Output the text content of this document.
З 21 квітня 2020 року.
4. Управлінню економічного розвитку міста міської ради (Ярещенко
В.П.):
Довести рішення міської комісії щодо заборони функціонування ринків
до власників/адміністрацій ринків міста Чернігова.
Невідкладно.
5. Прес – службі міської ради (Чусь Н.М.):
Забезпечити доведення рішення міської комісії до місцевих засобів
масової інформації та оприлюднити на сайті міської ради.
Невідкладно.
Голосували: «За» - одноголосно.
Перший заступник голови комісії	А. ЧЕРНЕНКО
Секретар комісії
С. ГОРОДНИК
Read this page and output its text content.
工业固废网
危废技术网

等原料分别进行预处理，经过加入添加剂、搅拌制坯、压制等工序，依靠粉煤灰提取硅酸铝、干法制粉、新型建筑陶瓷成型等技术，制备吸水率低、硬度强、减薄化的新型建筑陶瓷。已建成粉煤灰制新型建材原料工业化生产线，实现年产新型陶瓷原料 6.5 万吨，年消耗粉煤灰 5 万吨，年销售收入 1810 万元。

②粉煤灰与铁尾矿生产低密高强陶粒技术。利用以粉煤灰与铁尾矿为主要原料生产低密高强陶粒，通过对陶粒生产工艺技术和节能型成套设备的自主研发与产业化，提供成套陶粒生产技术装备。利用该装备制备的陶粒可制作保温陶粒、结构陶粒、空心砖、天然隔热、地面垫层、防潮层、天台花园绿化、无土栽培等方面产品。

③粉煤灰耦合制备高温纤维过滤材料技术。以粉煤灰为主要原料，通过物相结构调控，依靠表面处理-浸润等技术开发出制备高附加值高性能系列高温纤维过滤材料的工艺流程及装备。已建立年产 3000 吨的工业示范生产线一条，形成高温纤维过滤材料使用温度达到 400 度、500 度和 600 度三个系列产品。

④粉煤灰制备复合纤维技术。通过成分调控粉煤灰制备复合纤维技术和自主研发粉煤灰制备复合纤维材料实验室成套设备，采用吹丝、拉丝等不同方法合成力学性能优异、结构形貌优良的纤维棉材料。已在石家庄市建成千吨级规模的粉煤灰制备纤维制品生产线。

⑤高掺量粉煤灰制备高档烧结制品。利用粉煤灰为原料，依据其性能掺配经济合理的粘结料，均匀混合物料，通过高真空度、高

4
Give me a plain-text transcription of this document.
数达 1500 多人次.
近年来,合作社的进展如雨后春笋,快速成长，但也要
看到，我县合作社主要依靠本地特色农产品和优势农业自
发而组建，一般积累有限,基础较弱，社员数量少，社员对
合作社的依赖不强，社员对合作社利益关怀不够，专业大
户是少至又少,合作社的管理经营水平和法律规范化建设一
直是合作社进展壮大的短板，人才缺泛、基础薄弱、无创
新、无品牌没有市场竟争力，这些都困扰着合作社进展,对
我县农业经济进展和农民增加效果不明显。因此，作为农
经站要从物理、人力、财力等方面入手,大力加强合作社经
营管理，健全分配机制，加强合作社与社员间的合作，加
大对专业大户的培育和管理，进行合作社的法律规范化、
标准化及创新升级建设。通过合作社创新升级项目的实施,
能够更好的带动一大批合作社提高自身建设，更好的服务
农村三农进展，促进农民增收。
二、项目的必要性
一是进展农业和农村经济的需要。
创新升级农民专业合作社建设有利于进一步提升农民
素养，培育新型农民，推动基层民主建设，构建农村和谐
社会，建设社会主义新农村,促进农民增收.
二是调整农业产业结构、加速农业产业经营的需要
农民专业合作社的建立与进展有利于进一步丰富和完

══════════

Each record above should be returned exactly as it appears.

Output the text content of this document.
З 21 квітня 2020 року.
4. Управлінню економічного розвитку міста міської ради (Ярещенко
В.П.):
Довести рішення міської комісії щодо заборони функціонування ринків
до власників/адміністрацій ринків міста Чернігова.
Невідкладно.
5. Прес – службі міської ради (Чусь Н.М.):
Забезпечити доведення рішення міської комісії до місцевих засобів
масової інформації та оприлюднити на сайті міської ради.
Невідкладно.
Голосували: «За» - одноголосно.
Перший заступник голови комісії	А. ЧЕРНЕНКО
Секретар комісії
С. ГОРОДНИК
Read this page and output its text content.
工业固废网
危废技术网

等原料分别进行预处理，经过加入添加剂、搅拌制坯、压制等工序，依靠粉煤灰提取硅酸铝、干法制粉、新型建筑陶瓷成型等技术，制备吸水率低、硬度强、减薄化的新型建筑陶瓷。已建成粉煤灰制新型建材原料工业化生产线，实现年产新型陶瓷原料 6.5 万吨，年消耗粉煤灰 5 万吨，年销售收入 1810 万元。

②粉煤灰与铁尾矿生产低密高强陶粒技术。利用以粉煤灰与铁尾矿为主要原料生产低密高强陶粒，通过对陶粒生产工艺技术和节能型成套设备的自主研发与产业化，提供成套陶粒生产技术装备。利用该装备制备的陶粒可制作保温陶粒、结构陶粒、空心砖、天然隔热、地面垫层、防潮层、天台花园绿化、无土栽培等方面产品。

③粉煤灰耦合制备高温纤维过滤材料技术。以粉煤灰为主要原料，通过物相结构调控，依靠表面处理-浸润等技术开发出制备高附加值高性能系列高温纤维过滤材料的工艺流程及装备。已建立年产 3000 吨的工业示范生产线一条，形成高温纤维过滤材料使用温度达到 400 度、500 度和 600 度三个系列产品。

④粉煤灰制备复合纤维技术。通过成分调控粉煤灰制备复合纤维技术和自主研发粉煤灰制备复合纤维材料实验室成套设备，采用吹丝、拉丝等不同方法合成力学性能优异、结构形貌优良的纤维棉材料。已在石家庄市建成千吨级规模的粉煤灰制备纤维制品生产线。

⑤高掺量粉煤灰制备高档烧结制品。利用粉煤灰为原料，依据其性能掺配经济合理的粘结料，均匀混合物料，通过高真空度、高

4
Give me a plain-text transcription of this document.
数达 1500 多人次.
近年来,合作社的进展如雨后春笋,快速成长，但也要
看到，我县合作社主要依靠本地特色农产品和优势农业自
发而组建，一般积累有限,基础较弱，社员数量少，社员对
合作社的依赖不强，社员对合作社利益关怀不够，专业大
户是少至又少,合作社的管理经营水平和法律规范化建设一
直是合作社进展壮大的短板，人才缺泛、基础薄弱、无创
新、无品牌没有市场竟争力，这些都困扰着合作社进展,对
我县农业经济进展和农民增加效果不明显。因此，作为农
经站要从物理、人力、财力等方面入手,大力加强合作社经
营管理，健全分配机制，加强合作社与社员间的合作，加
大对专业大户的培育和管理，进行合作社的法律规范化、
标准化及创新升级建设。通过合作社创新升级项目的实施,
能够更好的带动一大批合作社提高自身建设，更好的服务
农村三农进展，促进农民增收。
二、项目的必要性
一是进展农业和农村经济的需要。
创新升级农民专业合作社建设有利于进一步提升农民
素养，培育新型农民，推动基层民主建设，构建农村和谐
社会，建设社会主义新农村,促进农民增收.
二是调整农业产业结构、加速农业产业经营的需要
农民专业合作社的建立与进展有利于进一步丰富和完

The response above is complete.